— START Record set —

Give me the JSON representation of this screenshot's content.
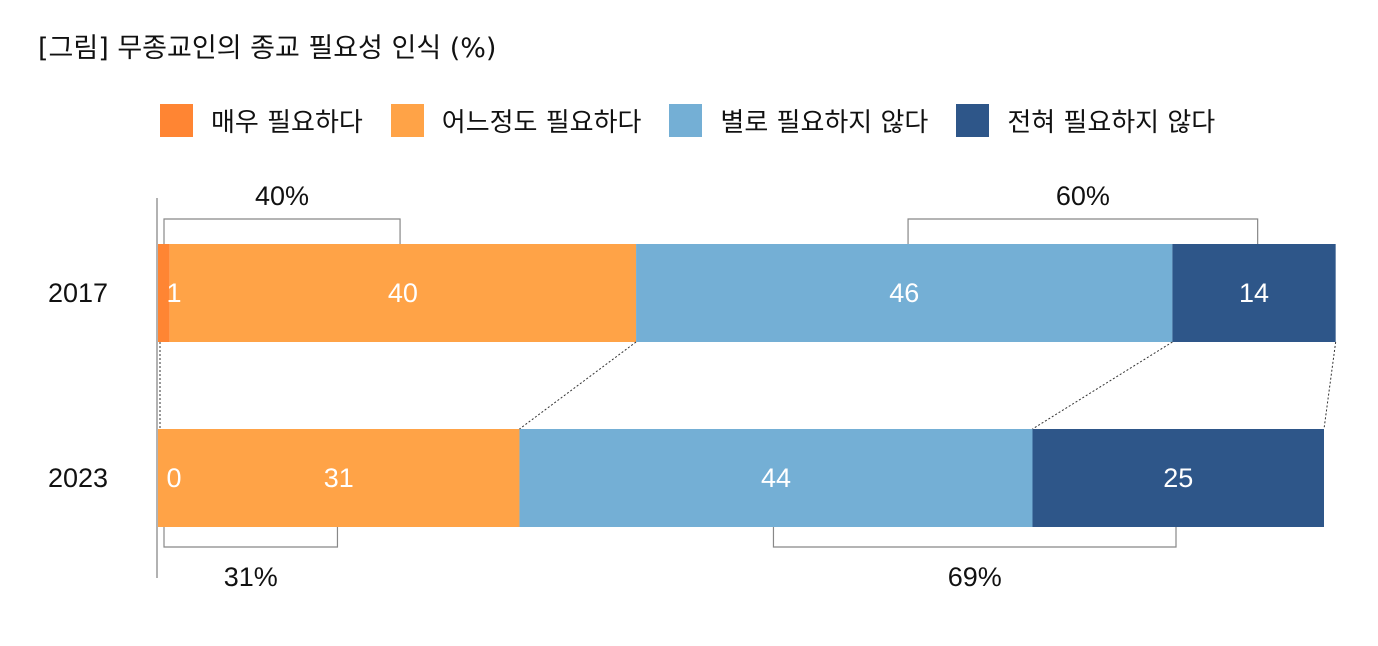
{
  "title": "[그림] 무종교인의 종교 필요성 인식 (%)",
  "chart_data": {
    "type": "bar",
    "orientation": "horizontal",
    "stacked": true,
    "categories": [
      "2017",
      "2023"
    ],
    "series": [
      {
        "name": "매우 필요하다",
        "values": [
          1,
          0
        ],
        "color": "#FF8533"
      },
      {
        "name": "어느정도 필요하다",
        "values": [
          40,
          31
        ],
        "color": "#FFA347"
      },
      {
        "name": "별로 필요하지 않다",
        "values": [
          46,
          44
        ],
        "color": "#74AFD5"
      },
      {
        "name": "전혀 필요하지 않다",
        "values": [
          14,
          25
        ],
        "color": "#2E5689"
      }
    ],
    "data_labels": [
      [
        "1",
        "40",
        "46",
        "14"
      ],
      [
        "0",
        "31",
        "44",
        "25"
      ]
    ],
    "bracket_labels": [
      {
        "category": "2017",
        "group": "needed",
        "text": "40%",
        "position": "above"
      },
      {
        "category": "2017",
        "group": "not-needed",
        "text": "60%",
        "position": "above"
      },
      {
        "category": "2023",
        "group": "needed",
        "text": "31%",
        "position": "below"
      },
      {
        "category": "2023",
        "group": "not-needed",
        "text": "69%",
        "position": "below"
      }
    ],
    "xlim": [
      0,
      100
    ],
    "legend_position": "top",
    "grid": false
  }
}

— END Record set —

Quote all the lines above exactly as given. Do not include the pictures.

* [Answer below]
Give me the JSON representation of this screenshot's content.
{
  "title": "[그림] 무종교인의 종교 필요성 인식 (%)",
  "chart_data": {
    "type": "bar",
    "orientation": "horizontal",
    "stacked": true,
    "categories": [
      "2017",
      "2023"
    ],
    "series": [
      {
        "name": "매우 필요하다",
        "values": [
          1,
          0
        ],
        "color": "#FF8533"
      },
      {
        "name": "어느정도 필요하다",
        "values": [
          40,
          31
        ],
        "color": "#FFA347"
      },
      {
        "name": "별로 필요하지 않다",
        "values": [
          46,
          44
        ],
        "color": "#74AFD5"
      },
      {
        "name": "전혀 필요하지 않다",
        "values": [
          14,
          25
        ],
        "color": "#2E5689"
      }
    ],
    "data_labels": [
      [
        "1",
        "40",
        "46",
        "14"
      ],
      [
        "0",
        "31",
        "44",
        "25"
      ]
    ],
    "bracket_labels": [
      {
        "category": "2017",
        "group": "needed",
        "text": "40%",
        "position": "above"
      },
      {
        "category": "2017",
        "group": "not-needed",
        "text": "60%",
        "position": "above"
      },
      {
        "category": "2023",
        "group": "needed",
        "text": "31%",
        "position": "below"
      },
      {
        "category": "2023",
        "group": "not-needed",
        "text": "69%",
        "position": "below"
      }
    ],
    "xlim": [
      0,
      100
    ],
    "legend_position": "top",
    "grid": false
  }
}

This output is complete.